→ **Work required**:
Count, in the entries below, the lines in which "subtype" occurs. Give the number, nothing more.

→ **Data entries**:
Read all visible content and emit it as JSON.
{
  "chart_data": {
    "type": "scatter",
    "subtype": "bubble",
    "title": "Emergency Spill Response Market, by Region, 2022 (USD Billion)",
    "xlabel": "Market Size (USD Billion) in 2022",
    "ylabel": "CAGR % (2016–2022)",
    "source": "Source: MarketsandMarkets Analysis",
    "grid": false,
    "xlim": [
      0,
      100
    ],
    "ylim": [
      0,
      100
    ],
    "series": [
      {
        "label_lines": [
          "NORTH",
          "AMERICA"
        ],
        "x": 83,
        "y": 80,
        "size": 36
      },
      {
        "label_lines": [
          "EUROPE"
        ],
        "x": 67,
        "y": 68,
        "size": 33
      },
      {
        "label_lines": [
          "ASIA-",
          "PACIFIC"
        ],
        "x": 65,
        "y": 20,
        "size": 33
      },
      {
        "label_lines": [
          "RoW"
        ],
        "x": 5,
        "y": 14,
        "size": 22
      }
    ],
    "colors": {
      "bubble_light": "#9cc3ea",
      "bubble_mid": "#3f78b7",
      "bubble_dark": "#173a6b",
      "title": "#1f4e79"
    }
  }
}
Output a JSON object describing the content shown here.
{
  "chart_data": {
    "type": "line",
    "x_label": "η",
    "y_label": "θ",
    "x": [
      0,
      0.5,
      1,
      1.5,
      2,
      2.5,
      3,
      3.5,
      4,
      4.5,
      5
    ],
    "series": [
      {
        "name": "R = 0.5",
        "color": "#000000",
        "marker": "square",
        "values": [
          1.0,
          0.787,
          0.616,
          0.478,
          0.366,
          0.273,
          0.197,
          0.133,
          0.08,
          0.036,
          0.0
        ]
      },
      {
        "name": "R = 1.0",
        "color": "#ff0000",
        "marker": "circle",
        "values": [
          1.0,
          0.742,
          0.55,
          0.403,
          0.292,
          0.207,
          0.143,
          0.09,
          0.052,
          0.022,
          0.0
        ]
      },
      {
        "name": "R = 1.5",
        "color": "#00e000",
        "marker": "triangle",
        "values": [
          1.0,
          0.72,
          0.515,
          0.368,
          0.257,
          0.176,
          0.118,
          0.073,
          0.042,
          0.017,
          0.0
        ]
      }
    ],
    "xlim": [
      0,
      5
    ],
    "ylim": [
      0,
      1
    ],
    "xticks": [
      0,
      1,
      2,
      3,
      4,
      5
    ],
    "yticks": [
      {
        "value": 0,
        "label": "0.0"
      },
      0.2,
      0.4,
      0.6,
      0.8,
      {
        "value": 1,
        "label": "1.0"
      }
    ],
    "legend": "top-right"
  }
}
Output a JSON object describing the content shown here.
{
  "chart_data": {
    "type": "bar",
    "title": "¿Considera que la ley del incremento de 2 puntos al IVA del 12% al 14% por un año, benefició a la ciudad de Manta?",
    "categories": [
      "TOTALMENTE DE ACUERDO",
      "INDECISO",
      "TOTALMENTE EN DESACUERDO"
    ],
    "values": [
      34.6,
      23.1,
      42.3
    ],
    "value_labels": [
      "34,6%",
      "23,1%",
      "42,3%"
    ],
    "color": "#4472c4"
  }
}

---

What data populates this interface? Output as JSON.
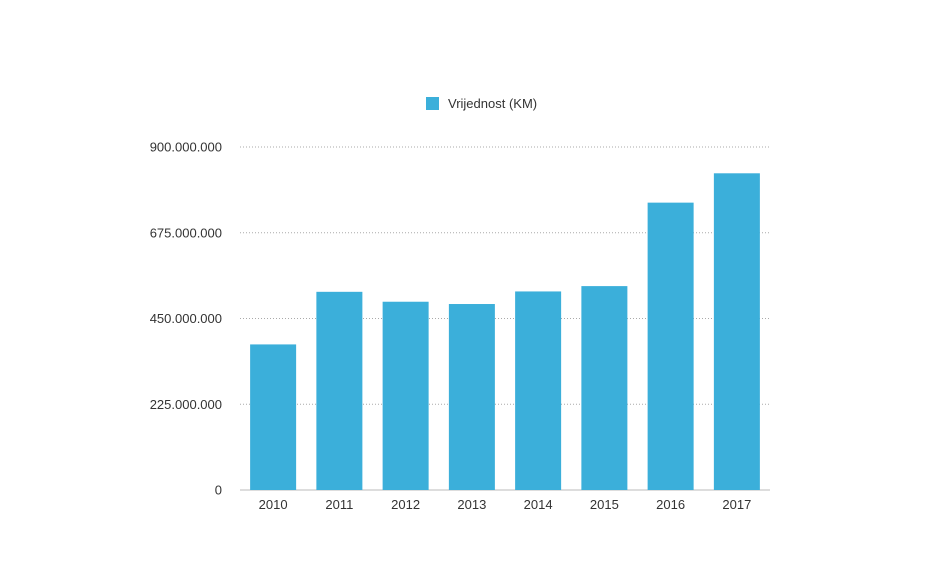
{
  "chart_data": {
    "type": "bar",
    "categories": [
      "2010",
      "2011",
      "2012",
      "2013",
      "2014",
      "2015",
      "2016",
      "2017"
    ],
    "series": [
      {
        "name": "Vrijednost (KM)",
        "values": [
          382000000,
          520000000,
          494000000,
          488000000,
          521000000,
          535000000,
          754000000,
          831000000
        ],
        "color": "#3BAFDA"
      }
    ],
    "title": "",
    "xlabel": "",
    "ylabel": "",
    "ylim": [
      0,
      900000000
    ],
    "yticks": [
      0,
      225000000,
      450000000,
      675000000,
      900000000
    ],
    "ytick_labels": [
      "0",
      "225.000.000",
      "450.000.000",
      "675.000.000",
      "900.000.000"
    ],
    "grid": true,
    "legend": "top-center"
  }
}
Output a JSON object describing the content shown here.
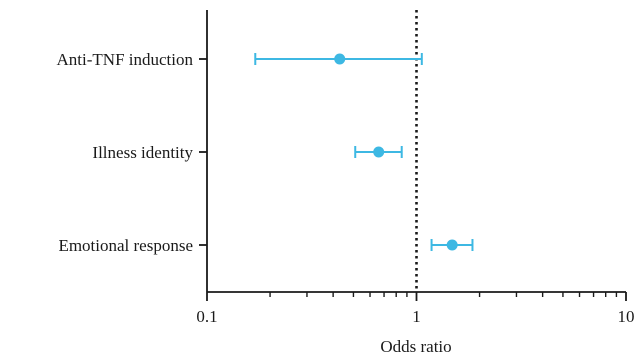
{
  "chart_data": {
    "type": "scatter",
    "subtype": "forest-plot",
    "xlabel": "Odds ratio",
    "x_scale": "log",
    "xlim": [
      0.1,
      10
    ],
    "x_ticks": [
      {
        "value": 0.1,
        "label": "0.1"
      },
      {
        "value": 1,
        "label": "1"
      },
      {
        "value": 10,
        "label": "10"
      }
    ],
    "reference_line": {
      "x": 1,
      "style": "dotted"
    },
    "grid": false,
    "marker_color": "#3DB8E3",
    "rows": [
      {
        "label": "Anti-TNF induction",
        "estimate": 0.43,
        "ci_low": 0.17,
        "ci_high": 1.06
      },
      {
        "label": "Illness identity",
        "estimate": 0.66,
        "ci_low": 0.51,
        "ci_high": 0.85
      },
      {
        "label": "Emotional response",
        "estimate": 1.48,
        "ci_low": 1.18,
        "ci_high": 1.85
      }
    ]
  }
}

→ **Result of this task**:
2